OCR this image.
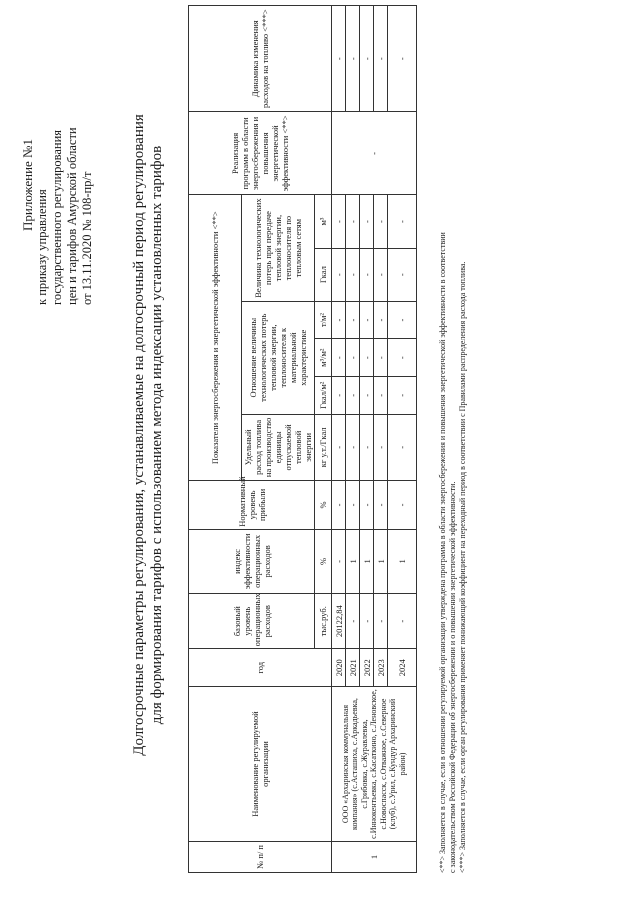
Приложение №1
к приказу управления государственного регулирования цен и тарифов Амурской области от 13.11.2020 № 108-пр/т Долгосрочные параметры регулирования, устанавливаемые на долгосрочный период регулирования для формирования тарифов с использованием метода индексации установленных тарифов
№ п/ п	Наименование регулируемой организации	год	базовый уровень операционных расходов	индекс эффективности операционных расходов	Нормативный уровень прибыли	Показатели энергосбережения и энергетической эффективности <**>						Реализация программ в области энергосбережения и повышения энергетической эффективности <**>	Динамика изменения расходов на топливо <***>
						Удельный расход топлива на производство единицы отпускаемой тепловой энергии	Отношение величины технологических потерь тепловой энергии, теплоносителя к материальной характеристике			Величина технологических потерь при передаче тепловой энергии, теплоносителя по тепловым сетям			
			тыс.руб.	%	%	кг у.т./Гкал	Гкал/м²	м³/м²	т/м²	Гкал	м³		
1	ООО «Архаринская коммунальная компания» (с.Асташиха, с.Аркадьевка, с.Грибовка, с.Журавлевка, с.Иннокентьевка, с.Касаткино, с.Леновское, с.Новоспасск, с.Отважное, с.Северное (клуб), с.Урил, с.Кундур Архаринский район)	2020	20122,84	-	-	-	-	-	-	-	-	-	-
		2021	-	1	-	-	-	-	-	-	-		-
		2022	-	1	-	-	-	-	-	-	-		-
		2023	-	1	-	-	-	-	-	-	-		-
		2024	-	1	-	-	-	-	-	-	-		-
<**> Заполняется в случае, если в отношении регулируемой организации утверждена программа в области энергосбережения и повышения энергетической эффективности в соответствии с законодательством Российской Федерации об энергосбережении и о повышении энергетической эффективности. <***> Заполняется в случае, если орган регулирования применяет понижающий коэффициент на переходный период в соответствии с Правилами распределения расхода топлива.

##########

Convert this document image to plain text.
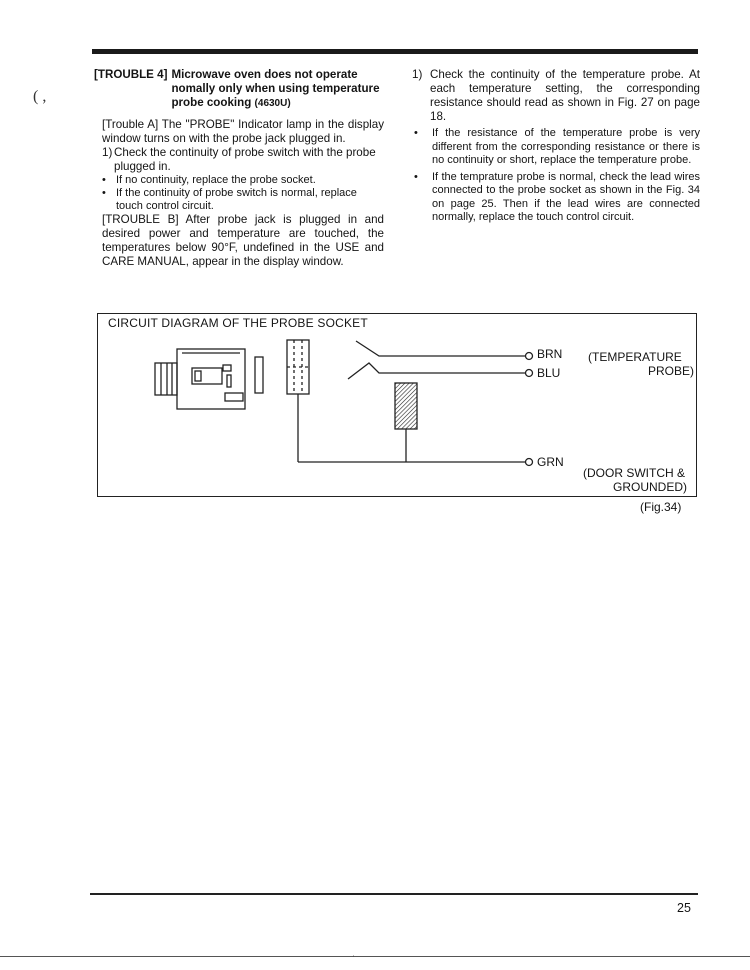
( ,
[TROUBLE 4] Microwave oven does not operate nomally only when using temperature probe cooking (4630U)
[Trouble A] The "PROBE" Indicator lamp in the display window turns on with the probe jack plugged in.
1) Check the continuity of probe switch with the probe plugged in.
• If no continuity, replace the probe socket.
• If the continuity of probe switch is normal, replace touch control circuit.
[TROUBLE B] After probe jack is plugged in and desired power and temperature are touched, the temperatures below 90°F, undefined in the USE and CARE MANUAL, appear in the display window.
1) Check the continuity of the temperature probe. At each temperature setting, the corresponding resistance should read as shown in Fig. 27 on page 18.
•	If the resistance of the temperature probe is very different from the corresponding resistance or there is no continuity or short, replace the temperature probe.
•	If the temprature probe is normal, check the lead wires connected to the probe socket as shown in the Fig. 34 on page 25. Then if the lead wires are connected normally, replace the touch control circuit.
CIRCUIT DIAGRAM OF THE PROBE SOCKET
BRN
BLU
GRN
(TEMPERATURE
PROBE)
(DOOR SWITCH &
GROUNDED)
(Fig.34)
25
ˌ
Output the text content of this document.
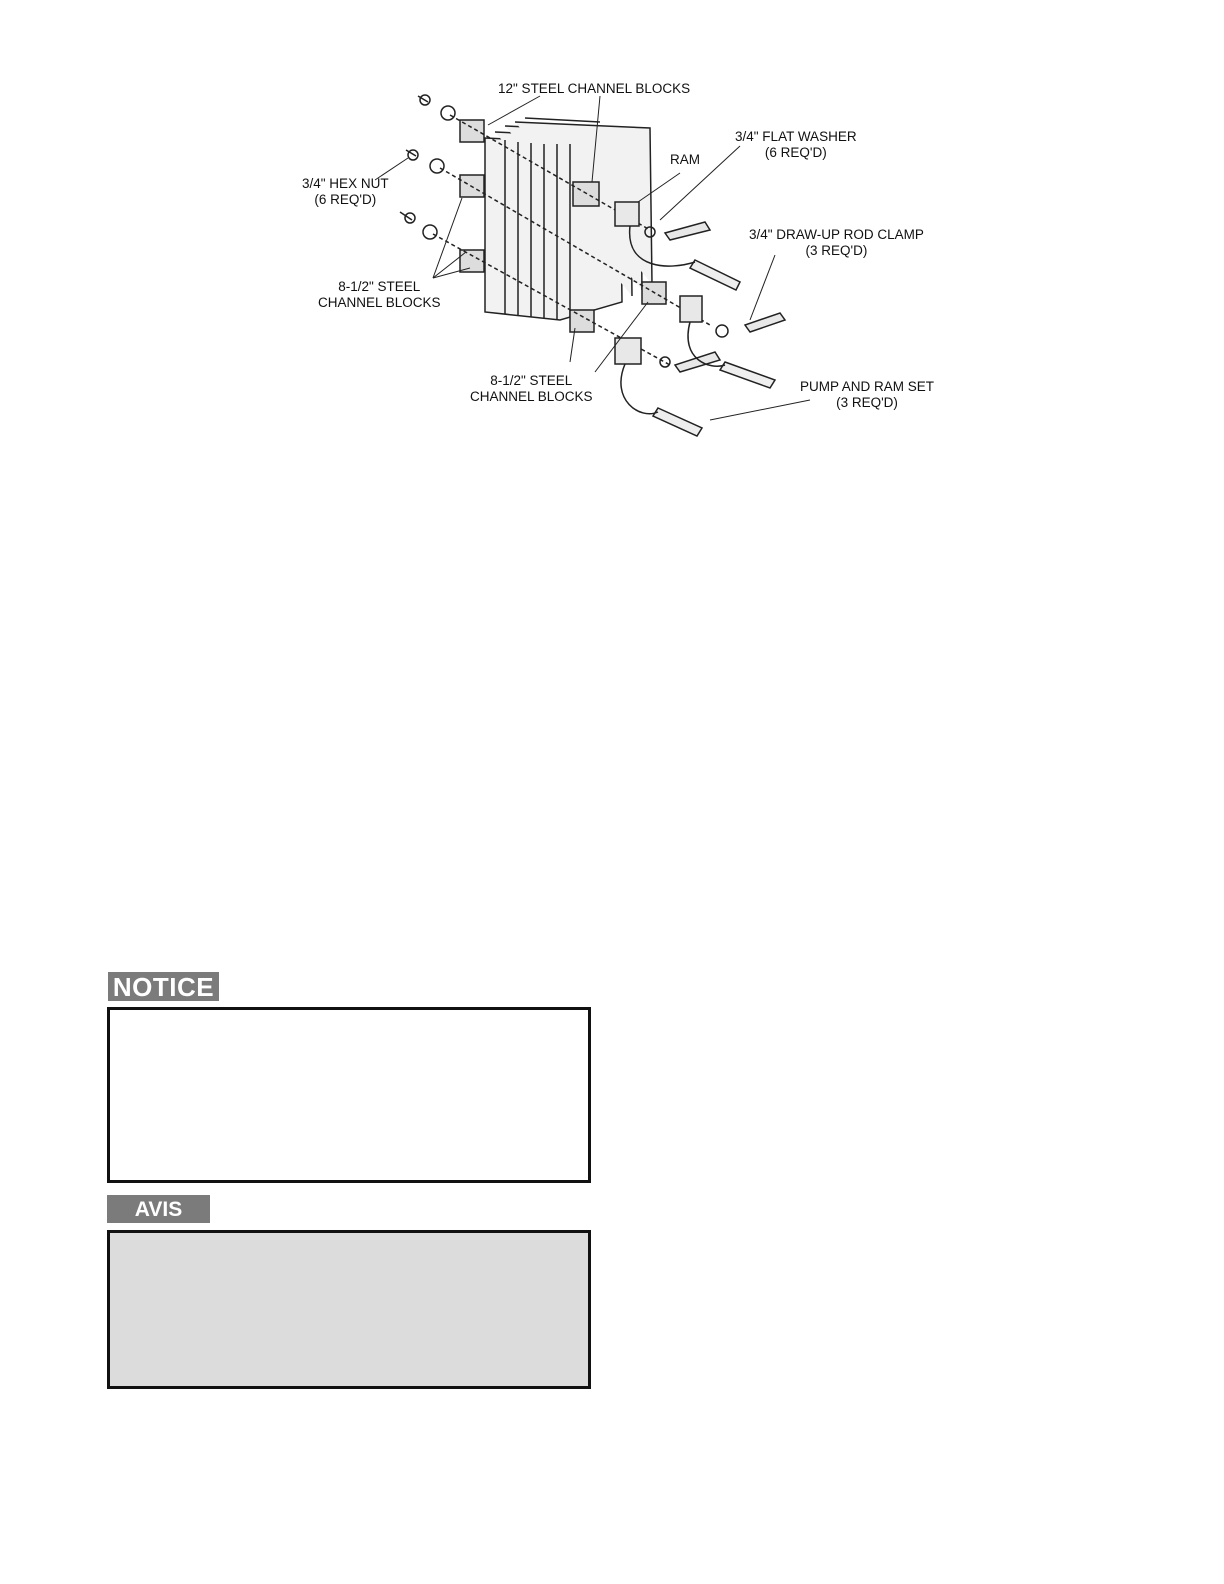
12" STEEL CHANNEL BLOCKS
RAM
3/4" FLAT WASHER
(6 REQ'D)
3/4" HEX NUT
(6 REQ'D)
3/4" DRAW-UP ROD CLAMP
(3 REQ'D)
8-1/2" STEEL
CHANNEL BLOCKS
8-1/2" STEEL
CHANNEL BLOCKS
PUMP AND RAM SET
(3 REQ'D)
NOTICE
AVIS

##########

Short exercise →
Tell how many lines of the data above hold the string "window". Give only the number.

Exercise response →
2